# Exercise aim
From the entries that follow, pick out all lines holding "Wyszukiwanie".

# Dataset content
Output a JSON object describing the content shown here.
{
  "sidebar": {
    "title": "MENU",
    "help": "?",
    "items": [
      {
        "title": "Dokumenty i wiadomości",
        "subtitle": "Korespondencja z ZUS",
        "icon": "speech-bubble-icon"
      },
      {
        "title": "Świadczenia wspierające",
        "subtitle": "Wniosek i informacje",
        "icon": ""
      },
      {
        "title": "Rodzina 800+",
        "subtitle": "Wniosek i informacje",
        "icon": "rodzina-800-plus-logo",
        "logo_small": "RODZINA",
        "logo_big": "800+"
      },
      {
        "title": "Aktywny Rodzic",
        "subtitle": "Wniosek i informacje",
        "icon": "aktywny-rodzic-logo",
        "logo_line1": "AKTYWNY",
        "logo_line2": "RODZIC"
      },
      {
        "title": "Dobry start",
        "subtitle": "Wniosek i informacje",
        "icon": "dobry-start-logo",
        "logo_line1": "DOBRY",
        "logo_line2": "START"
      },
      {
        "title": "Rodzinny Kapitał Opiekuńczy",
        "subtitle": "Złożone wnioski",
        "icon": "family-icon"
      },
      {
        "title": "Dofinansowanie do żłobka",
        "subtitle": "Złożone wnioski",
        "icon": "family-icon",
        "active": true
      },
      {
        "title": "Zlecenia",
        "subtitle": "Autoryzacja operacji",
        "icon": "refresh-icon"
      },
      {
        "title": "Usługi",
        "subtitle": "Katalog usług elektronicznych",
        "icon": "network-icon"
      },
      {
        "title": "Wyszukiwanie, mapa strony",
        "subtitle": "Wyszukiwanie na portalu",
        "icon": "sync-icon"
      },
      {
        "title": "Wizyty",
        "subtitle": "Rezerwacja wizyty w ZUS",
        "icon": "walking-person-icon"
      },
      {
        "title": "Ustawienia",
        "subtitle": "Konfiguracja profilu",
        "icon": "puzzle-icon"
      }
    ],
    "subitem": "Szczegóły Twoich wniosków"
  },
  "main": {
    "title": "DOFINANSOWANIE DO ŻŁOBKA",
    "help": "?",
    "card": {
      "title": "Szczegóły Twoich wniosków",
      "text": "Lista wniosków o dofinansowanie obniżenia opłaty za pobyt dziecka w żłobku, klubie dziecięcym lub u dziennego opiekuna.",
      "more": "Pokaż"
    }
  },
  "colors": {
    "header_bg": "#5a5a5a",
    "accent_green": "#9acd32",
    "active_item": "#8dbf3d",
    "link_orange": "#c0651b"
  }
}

# Result for this exercise
        "title": "Wyszukiwanie, mapa strony",
        "subtitle": "Wyszukiwanie na portalu",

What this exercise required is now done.